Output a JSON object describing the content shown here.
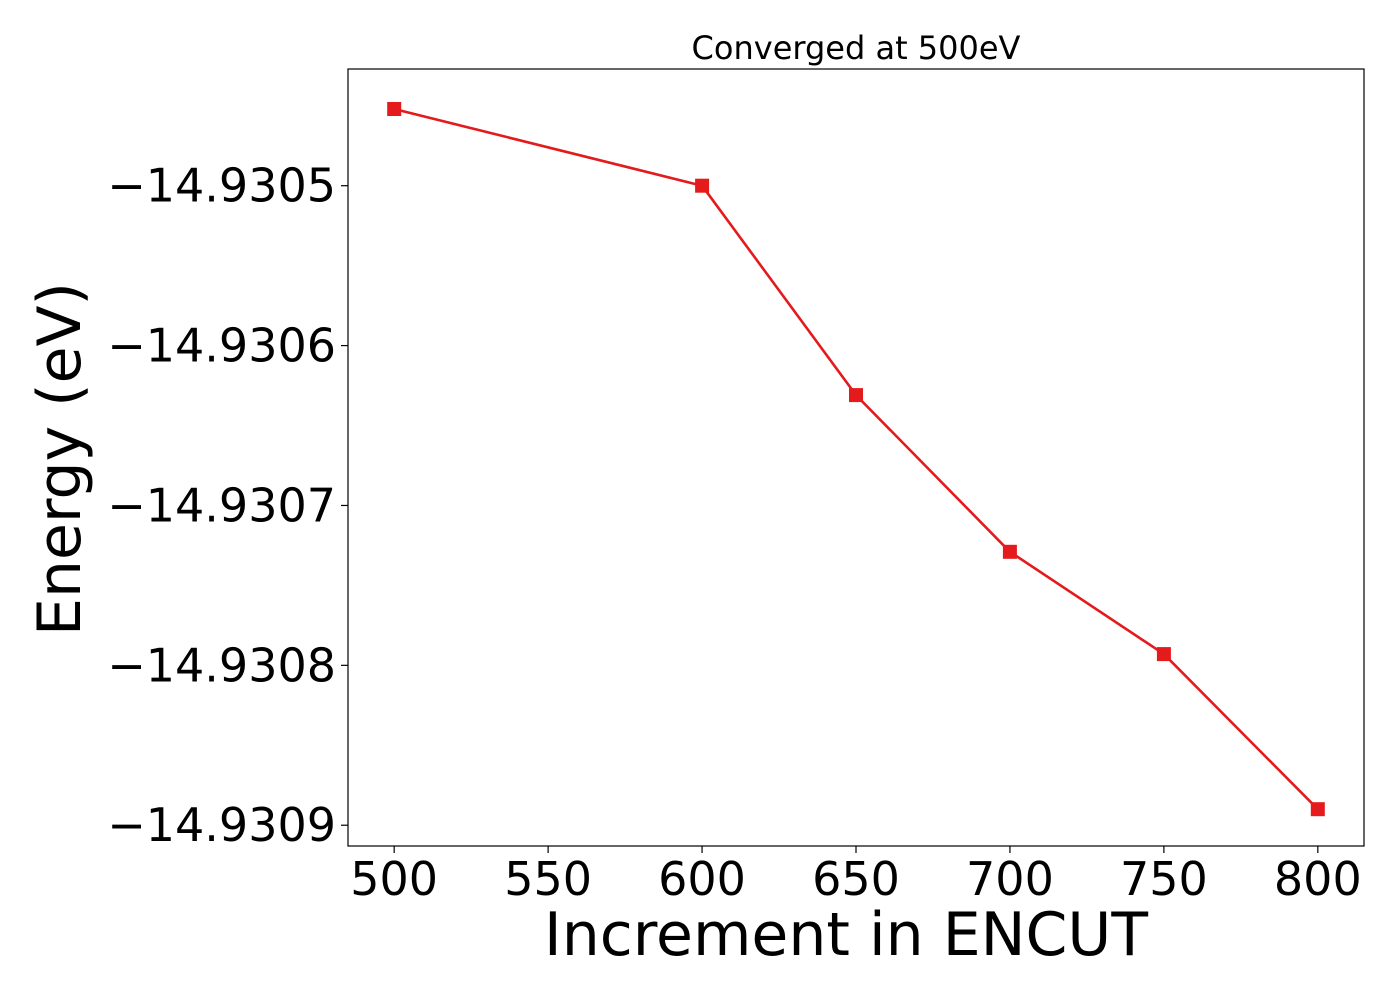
{
  "chart_data": {
    "type": "line",
    "title": "Converged at 500eV",
    "xlabel": "Increment in ENCUT",
    "ylabel": "Energy (eV)",
    "xlim": [
      485,
      815
    ],
    "ylim": [
      -14.930913,
      -14.930427
    ],
    "xticks": [
      500,
      550,
      600,
      650,
      700,
      750,
      800
    ],
    "xtick_labels": [
      "500",
      "550",
      "600",
      "650",
      "700",
      "750",
      "800"
    ],
    "yticks": [
      -14.9305,
      -14.9306,
      -14.9307,
      -14.9308,
      -14.9309
    ],
    "ytick_labels": [
      "−14.9305",
      "−14.9306",
      "−14.9307",
      "−14.9308",
      "−14.9309"
    ],
    "grid": false,
    "legend": "none",
    "color": "#e41a1c",
    "marker": "square",
    "series": [
      {
        "x": [
          500,
          600,
          650,
          700,
          750,
          800
        ],
        "y": [
          -14.930452,
          -14.9305,
          -14.930631,
          -14.930729,
          -14.930793,
          -14.93089
        ]
      }
    ]
  }
}
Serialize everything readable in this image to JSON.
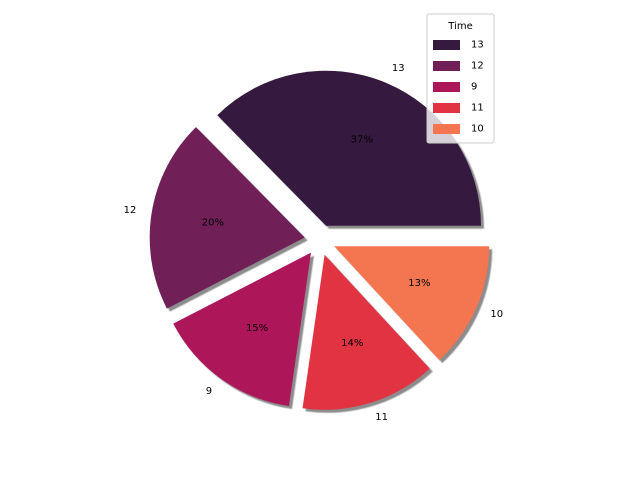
{
  "chart_data": {
    "type": "pie",
    "title": "",
    "categories": [
      "13",
      "12",
      "9",
      "11",
      "10"
    ],
    "values": [
      37,
      20,
      15,
      14,
      13
    ],
    "value_labels": [
      "37%",
      "20%",
      "15%",
      "14%",
      "13%"
    ],
    "colors": [
      "#35193e",
      "#701f57",
      "#ad1759",
      "#e13342",
      "#f37651"
    ],
    "exploded": true,
    "shadow": true,
    "start_angle_deg": 0,
    "direction": "counterclockwise",
    "legend": {
      "title": "Time",
      "position": "top-right",
      "entries": [
        "13",
        "12",
        "9",
        "11",
        "10"
      ]
    }
  }
}
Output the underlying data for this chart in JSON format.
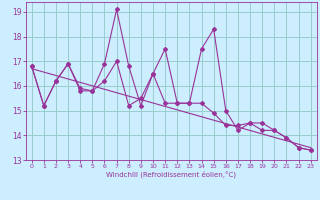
{
  "xlabel": "Windchill (Refroidissement éolien,°C)",
  "background_color": "#cceeff",
  "grid_color": "#99cccc",
  "line_color": "#993399",
  "xlim": [
    -0.5,
    23.5
  ],
  "ylim": [
    13,
    19.4
  ],
  "xticks": [
    0,
    1,
    2,
    3,
    4,
    5,
    6,
    7,
    8,
    9,
    10,
    11,
    12,
    13,
    14,
    15,
    16,
    17,
    18,
    19,
    20,
    21,
    22,
    23
  ],
  "yticks": [
    13,
    14,
    15,
    16,
    17,
    18,
    19
  ],
  "series1_y": [
    16.8,
    15.2,
    16.2,
    16.9,
    15.8,
    15.8,
    16.9,
    19.1,
    16.8,
    15.2,
    16.5,
    17.5,
    15.3,
    15.3,
    17.5,
    18.3,
    15.0,
    14.2,
    14.5,
    14.5,
    14.2,
    13.9,
    13.5,
    13.4
  ],
  "series2_y": [
    16.8,
    15.2,
    16.2,
    16.9,
    15.9,
    15.8,
    16.2,
    17.0,
    15.2,
    15.5,
    16.5,
    15.3,
    15.3,
    15.3,
    15.3,
    14.9,
    14.4,
    14.4,
    14.5,
    14.2,
    14.2,
    13.9,
    13.5,
    13.4
  ],
  "trend_x": [
    0,
    23
  ],
  "trend_y": [
    16.7,
    13.5
  ]
}
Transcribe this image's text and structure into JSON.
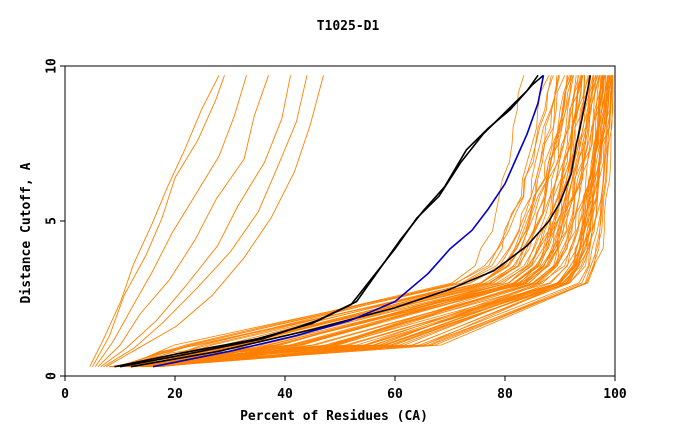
--------------------
→ **Exercise**: Give the count of lines holding the word "JSON", with no other words.

→ **Output below**: 4